DIRECTIONS:
Below are some entries; can you quote all of them exactly?

━━━━━━━━

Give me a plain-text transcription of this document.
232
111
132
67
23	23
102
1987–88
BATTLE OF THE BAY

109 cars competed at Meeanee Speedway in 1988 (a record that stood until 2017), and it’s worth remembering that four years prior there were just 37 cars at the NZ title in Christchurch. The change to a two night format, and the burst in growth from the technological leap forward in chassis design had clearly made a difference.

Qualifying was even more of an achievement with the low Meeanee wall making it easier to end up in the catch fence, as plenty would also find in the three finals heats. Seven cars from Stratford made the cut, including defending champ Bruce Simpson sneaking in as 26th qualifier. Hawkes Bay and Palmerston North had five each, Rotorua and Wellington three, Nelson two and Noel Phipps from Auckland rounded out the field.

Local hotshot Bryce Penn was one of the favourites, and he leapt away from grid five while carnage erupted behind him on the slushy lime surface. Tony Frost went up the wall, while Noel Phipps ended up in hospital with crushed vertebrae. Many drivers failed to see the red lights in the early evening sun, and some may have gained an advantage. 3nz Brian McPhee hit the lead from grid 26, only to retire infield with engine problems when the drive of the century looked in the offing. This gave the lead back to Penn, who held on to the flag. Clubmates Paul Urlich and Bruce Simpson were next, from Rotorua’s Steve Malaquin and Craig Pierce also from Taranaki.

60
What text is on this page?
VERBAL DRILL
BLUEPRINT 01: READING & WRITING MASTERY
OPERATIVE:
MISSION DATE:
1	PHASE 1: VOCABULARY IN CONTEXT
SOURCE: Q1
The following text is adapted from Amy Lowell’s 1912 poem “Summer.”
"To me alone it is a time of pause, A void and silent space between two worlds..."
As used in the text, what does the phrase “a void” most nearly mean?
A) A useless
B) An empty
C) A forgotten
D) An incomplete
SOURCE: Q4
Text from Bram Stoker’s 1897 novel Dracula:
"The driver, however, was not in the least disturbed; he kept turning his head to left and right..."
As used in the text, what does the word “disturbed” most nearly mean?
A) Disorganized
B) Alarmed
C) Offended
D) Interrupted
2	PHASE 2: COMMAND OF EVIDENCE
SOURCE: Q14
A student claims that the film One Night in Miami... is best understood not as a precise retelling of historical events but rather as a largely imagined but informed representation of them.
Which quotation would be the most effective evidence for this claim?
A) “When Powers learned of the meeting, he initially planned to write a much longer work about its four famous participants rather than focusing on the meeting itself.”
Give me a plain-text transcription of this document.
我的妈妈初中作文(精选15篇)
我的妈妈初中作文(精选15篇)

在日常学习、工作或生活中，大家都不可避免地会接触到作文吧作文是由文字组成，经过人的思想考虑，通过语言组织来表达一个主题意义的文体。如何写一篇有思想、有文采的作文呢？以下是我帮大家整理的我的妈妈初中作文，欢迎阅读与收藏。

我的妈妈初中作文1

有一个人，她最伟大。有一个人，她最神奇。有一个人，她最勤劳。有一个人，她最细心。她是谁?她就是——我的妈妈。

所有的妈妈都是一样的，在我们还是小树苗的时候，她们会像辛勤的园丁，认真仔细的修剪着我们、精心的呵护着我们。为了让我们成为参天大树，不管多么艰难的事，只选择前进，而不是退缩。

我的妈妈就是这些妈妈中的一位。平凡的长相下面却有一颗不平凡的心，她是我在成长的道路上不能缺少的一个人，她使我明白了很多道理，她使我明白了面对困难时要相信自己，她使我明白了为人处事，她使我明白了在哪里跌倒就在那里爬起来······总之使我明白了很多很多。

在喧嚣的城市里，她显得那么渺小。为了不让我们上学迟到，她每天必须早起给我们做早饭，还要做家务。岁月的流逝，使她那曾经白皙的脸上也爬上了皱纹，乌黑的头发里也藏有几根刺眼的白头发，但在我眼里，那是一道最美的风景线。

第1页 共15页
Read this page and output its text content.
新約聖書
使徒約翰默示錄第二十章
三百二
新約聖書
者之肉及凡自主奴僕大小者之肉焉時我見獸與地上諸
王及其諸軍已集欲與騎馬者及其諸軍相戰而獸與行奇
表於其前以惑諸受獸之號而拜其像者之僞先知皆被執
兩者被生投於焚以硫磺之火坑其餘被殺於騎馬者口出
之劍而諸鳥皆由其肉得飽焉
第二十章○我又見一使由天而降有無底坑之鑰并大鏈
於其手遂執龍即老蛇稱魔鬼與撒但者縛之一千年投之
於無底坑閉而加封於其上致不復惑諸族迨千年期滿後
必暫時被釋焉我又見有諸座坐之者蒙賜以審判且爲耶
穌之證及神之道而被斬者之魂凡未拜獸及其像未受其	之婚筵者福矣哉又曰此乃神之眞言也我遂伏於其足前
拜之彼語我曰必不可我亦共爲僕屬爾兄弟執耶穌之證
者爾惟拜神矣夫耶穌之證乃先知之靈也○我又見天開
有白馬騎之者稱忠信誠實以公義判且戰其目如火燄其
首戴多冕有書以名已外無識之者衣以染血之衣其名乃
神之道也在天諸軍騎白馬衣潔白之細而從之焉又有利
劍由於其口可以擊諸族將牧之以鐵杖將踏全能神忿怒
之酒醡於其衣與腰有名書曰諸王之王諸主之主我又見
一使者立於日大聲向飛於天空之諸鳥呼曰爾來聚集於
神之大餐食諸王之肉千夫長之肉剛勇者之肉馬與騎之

━━━━━━━━

SOLUTION TO THE EXERCISE:
Give me a plain-text transcription of this document.
232
111
132
67
23	23
102
1987–88
BATTLE OF THE BAY

109 cars competed at Meeanee Speedway in 1988 (a record that stood until 2017), and it’s worth remembering that four years prior there were just 37 cars at the NZ title in Christchurch. The change to a two night format, and the burst in growth from the technological leap forward in chassis design had clearly made a difference.

Qualifying was even more of an achievement with the low Meeanee wall making it easier to end up in the catch fence, as plenty would also find in the three finals heats. Seven cars from Stratford made the cut, including defending champ Bruce Simpson sneaking in as 26th qualifier. Hawkes Bay and Palmerston North had five each, Rotorua and Wellington three, Nelson two and Noel Phipps from Auckland rounded out the field.

Local hotshot Bryce Penn was one of the favourites, and he leapt away from grid five while carnage erupted behind him on the slushy lime surface. Tony Frost went up the wall, while Noel Phipps ended up in hospital with crushed vertebrae. Many drivers failed to see the red lights in the early evening sun, and some may have gained an advantage. 3nz Brian McPhee hit the lead from grid 26, only to retire infield with engine problems when the drive of the century looked in the offing. This gave the lead back to Penn, who held on to the flag. Clubmates Paul Urlich and Bruce Simpson were next, from Rotorua’s Steve Malaquin and Craig Pierce also from Taranaki.

60
What text is on this page?
VERBAL DRILL
BLUEPRINT 01: READING & WRITING MASTERY
OPERATIVE:
MISSION DATE:
1	PHASE 1: VOCABULARY IN CONTEXT
SOURCE: Q1
The following text is adapted from Amy Lowell’s 1912 poem “Summer.”
"To me alone it is a time of pause, A void and silent space between two worlds..."
As used in the text, what does the phrase “a void” most nearly mean?
A) A useless
B) An empty
C) A forgotten
D) An incomplete
SOURCE: Q4
Text from Bram Stoker’s 1897 novel Dracula:
"The driver, however, was not in the least disturbed; he kept turning his head to left and right..."
As used in the text, what does the word “disturbed” most nearly mean?
A) Disorganized
B) Alarmed
C) Offended
D) Interrupted
2	PHASE 2: COMMAND OF EVIDENCE
SOURCE: Q14
A student claims that the film One Night in Miami... is best understood not as a precise retelling of historical events but rather as a largely imagined but informed representation of them.
Which quotation would be the most effective evidence for this claim?
A) “When Powers learned of the meeting, he initially planned to write a much longer work about its four famous participants rather than focusing on the meeting itself.”
Give me a plain-text transcription of this document.
我的妈妈初中作文(精选15篇)
我的妈妈初中作文(精选15篇)

在日常学习、工作或生活中，大家都不可避免地会接触到作文吧作文是由文字组成，经过人的思想考虑，通过语言组织来表达一个主题意义的文体。如何写一篇有思想、有文采的作文呢？以下是我帮大家整理的我的妈妈初中作文，欢迎阅读与收藏。

我的妈妈初中作文1

有一个人，她最伟大。有一个人，她最神奇。有一个人，她最勤劳。有一个人，她最细心。她是谁?她就是——我的妈妈。

所有的妈妈都是一样的，在我们还是小树苗的时候，她们会像辛勤的园丁，认真仔细的修剪着我们、精心的呵护着我们。为了让我们成为参天大树，不管多么艰难的事，只选择前进，而不是退缩。

我的妈妈就是这些妈妈中的一位。平凡的长相下面却有一颗不平凡的心，她是我在成长的道路上不能缺少的一个人，她使我明白了很多道理，她使我明白了面对困难时要相信自己，她使我明白了为人处事，她使我明白了在哪里跌倒就在那里爬起来······总之使我明白了很多很多。

在喧嚣的城市里，她显得那么渺小。为了不让我们上学迟到，她每天必须早起给我们做早饭，还要做家务。岁月的流逝，使她那曾经白皙的脸上也爬上了皱纹，乌黑的头发里也藏有几根刺眼的白头发，但在我眼里，那是一道最美的风景线。

第1页 共15页
Read this page and output its text content.
新約聖書
使徒約翰默示錄第二十章
三百二
新約聖書
者之肉及凡自主奴僕大小者之肉焉時我見獸與地上諸
王及其諸軍已集欲與騎馬者及其諸軍相戰而獸與行奇
表於其前以惑諸受獸之號而拜其像者之僞先知皆被執
兩者被生投於焚以硫磺之火坑其餘被殺於騎馬者口出
之劍而諸鳥皆由其肉得飽焉
第二十章○我又見一使由天而降有無底坑之鑰并大鏈
於其手遂執龍即老蛇稱魔鬼與撒但者縛之一千年投之
於無底坑閉而加封於其上致不復惑諸族迨千年期滿後
必暫時被釋焉我又見有諸座坐之者蒙賜以審判且爲耶
穌之證及神之道而被斬者之魂凡未拜獸及其像未受其	之婚筵者福矣哉又曰此乃神之眞言也我遂伏於其足前
拜之彼語我曰必不可我亦共爲僕屬爾兄弟執耶穌之證
者爾惟拜神矣夫耶穌之證乃先知之靈也○我又見天開
有白馬騎之者稱忠信誠實以公義判且戰其目如火燄其
首戴多冕有書以名已外無識之者衣以染血之衣其名乃
神之道也在天諸軍騎白馬衣潔白之細而從之焉又有利
劍由於其口可以擊諸族將牧之以鐵杖將踏全能神忿怒
之酒醡於其衣與腰有名書曰諸王之王諸主之主我又見
一使者立於日大聲向飛於天空之諸鳥呼曰爾來聚集於
神之大餐食諸王之肉千夫長之肉剛勇者之肉馬與騎之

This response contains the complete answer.